◆ **Extract to read**:
Indiana created EAT in 1964 for the New York World’s Fair (April 22–October 18, 1964, and April 21–October 17, 1965). He was one of ten artists, a group that included Andy Warhol, James Rosenquist, Robert Rauschenberg and Ellsworth Kelly, invited by the architect Philip Johnson to hang a work around the exterior of his Theaterama, part of the New York State Pavilion.
The work, which the artist described as “a large, hard-edge sign which will come to life with lights,”  was turned off the first day of the fair, and remained dark for the duration. Although a pavilion official attributed this to electrical issues, Indiana remarked that “The sign was made by Broadway’s oldest and most reliable sign maker, who has guaranteed service if anything goes wrong. The real story is that too many jokers came up and saw the ‘EAT’ sign and asked for the restaurant. That bothered the officials, so they turned it off. Well, in the cause of art, they should be willing to put up with some bother.”

◆ **What to do**:
1. According to the passage on the EAT sign, what reason did a pavilion official give for the sign staying dark?
2. Continue the passage about Indiana's EAT sign from the point where it ends.
The entries below come from a different source than the passage about the EAT sign.

◆ **Available data**:
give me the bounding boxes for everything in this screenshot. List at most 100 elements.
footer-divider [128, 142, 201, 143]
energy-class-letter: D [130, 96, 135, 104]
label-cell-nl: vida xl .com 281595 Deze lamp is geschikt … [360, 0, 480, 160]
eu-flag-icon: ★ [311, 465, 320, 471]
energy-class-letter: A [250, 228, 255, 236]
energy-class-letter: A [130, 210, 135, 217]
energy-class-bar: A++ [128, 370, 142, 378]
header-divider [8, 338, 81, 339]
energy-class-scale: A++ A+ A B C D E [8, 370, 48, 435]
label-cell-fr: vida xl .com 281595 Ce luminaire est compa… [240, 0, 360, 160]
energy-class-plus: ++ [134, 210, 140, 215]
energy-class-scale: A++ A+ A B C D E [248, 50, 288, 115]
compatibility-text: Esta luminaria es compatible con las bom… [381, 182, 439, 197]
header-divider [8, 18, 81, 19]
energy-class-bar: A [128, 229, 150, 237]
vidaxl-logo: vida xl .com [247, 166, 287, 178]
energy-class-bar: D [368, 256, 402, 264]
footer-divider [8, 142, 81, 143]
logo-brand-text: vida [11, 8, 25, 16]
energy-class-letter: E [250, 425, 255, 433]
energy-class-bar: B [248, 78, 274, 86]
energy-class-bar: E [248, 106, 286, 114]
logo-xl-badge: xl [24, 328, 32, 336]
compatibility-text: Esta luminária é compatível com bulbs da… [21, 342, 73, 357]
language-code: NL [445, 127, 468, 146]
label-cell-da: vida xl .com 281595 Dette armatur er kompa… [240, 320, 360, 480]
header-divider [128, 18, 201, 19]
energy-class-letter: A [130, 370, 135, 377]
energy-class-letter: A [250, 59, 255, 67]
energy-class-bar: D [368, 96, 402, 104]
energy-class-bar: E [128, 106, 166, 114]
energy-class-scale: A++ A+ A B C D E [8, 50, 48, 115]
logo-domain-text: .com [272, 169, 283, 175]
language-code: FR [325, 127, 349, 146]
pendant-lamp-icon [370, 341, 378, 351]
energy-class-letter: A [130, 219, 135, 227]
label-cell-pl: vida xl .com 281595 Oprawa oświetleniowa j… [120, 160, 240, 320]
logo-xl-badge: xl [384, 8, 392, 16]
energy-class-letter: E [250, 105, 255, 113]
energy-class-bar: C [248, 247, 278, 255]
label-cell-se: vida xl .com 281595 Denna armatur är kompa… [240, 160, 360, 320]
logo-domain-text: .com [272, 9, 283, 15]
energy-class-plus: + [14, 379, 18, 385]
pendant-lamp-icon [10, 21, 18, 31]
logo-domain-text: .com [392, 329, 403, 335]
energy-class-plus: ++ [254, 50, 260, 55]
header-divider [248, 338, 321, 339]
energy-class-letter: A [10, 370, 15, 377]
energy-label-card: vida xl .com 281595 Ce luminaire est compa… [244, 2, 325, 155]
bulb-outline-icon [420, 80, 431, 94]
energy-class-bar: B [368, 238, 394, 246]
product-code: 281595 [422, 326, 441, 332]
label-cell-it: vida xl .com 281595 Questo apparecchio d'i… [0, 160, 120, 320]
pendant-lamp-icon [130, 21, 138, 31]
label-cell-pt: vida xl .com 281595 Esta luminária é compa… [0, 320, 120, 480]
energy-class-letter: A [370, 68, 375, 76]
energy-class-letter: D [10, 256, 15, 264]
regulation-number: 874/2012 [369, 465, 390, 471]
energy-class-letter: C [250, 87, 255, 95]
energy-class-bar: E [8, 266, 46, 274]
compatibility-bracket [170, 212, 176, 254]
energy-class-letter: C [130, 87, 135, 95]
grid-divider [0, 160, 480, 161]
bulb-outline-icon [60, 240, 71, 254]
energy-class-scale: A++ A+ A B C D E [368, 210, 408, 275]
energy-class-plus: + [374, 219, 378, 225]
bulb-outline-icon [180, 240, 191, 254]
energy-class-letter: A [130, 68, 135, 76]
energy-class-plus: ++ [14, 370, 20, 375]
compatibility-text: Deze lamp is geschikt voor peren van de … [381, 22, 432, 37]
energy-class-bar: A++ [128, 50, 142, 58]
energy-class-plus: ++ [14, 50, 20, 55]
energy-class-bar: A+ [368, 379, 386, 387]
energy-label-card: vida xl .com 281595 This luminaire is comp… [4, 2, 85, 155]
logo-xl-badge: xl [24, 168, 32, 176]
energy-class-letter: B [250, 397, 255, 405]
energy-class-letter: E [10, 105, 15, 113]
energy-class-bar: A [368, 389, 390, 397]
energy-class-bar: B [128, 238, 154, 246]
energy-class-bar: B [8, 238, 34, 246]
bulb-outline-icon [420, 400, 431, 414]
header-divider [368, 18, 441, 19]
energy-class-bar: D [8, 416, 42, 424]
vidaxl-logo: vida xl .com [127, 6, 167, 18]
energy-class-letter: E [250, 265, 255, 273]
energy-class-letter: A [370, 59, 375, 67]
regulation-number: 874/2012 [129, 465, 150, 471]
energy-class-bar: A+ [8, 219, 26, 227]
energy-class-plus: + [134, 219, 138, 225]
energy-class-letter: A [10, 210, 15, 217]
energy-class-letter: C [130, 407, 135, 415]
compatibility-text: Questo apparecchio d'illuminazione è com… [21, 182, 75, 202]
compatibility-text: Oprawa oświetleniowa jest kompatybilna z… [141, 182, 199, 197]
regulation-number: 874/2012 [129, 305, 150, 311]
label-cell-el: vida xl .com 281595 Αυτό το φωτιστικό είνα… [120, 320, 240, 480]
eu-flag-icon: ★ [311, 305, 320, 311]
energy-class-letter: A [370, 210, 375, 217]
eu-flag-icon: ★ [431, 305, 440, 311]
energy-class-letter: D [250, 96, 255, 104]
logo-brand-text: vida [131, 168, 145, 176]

◆ **Task-by-task results**:
1. The official attributed it to electrical issues.

2.
The sign was not exhibited again until 2009, when it was installed at the Farnsworth Art Museum, Rockland, Maine, as part of the exhibition Robert Indiana and the Star of Hope, June 20, 2009–January 10, 2010.
 Richard Brown Baker, Oral history interview with Robert Indiana, New York, September 12 and November 7, 1963, Archives of American Art, Smithsonian Institution, Washington, D.C., p. 159.
 Grace Glueck, "In Britain, What’s a Government Budget without Art?" New York Times, July 19, 1964, p. X12.